§ Aim
Copy out every line of the records where the string "Project" occurs.

— begin Supplied records —

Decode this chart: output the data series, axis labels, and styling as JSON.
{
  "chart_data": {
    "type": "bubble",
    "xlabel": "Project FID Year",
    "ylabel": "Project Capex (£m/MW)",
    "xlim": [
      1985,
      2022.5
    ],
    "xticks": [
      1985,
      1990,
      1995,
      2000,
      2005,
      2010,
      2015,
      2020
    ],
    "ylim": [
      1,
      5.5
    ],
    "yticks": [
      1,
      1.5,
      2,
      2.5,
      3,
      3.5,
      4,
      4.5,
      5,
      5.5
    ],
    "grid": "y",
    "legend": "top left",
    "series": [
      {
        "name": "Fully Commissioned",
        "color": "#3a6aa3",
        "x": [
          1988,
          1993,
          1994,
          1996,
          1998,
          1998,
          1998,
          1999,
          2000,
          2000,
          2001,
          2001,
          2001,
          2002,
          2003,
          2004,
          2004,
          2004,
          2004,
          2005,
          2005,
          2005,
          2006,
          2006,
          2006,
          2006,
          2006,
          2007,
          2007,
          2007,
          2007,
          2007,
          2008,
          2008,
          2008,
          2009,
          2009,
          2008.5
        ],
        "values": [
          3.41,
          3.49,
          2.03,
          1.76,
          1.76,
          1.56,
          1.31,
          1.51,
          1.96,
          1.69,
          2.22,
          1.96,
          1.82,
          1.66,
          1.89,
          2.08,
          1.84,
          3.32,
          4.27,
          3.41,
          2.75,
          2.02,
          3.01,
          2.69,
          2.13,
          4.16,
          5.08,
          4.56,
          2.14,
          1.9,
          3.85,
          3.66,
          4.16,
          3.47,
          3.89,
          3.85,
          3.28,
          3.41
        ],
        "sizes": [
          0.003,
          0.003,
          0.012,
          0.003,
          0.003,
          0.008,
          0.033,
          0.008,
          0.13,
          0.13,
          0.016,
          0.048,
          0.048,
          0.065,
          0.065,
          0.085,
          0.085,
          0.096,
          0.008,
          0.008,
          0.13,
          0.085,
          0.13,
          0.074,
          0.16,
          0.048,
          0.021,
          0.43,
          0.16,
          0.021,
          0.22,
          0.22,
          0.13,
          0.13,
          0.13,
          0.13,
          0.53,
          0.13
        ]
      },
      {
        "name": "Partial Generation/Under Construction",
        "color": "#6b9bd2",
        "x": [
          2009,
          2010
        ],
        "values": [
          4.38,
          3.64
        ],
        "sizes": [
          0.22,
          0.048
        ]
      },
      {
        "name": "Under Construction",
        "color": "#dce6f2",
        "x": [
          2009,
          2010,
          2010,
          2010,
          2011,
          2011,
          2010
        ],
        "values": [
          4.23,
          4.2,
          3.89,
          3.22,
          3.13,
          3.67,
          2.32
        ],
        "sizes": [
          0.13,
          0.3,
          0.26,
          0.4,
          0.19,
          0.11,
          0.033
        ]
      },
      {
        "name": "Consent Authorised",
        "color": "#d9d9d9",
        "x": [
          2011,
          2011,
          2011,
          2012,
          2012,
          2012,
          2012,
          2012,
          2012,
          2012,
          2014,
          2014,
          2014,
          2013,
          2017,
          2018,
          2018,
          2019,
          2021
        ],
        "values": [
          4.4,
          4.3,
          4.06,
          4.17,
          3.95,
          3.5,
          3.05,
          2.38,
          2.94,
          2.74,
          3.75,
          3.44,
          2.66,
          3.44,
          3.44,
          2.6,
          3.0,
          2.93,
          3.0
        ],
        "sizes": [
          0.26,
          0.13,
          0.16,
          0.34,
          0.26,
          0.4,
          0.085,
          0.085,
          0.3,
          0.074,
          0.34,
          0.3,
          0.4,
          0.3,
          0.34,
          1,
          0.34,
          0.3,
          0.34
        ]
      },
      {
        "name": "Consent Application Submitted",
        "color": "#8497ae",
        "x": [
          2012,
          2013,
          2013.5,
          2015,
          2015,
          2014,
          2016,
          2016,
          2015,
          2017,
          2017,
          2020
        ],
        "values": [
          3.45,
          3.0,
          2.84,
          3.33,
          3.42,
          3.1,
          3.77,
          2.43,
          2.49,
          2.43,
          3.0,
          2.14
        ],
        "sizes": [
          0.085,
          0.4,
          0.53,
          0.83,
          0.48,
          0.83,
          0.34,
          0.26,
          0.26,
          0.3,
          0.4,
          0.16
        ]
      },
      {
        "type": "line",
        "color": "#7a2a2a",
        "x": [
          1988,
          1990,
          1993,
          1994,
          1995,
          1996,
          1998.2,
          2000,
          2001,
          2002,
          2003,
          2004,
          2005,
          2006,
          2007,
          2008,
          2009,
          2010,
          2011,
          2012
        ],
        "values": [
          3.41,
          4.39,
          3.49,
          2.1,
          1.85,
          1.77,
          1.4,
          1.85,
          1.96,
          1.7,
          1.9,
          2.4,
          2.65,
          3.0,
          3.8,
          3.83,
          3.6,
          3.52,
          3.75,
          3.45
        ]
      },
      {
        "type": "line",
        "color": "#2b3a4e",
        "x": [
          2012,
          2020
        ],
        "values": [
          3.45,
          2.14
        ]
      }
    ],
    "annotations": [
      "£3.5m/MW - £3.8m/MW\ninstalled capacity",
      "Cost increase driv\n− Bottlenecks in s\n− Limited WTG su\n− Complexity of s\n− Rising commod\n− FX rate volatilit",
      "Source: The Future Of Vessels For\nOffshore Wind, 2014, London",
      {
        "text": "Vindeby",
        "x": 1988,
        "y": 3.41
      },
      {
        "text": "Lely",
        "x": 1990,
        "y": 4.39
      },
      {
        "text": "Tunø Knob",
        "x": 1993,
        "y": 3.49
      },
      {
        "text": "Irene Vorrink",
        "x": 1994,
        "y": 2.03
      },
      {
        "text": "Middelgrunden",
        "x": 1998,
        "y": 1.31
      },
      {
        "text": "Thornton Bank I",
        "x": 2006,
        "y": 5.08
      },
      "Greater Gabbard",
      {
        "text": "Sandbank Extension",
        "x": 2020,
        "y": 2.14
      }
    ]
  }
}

— end Supplied records —

§ Task output
    "xlabel": "Project FID Year",
    "ylabel": "Project Capex (£m/MW)",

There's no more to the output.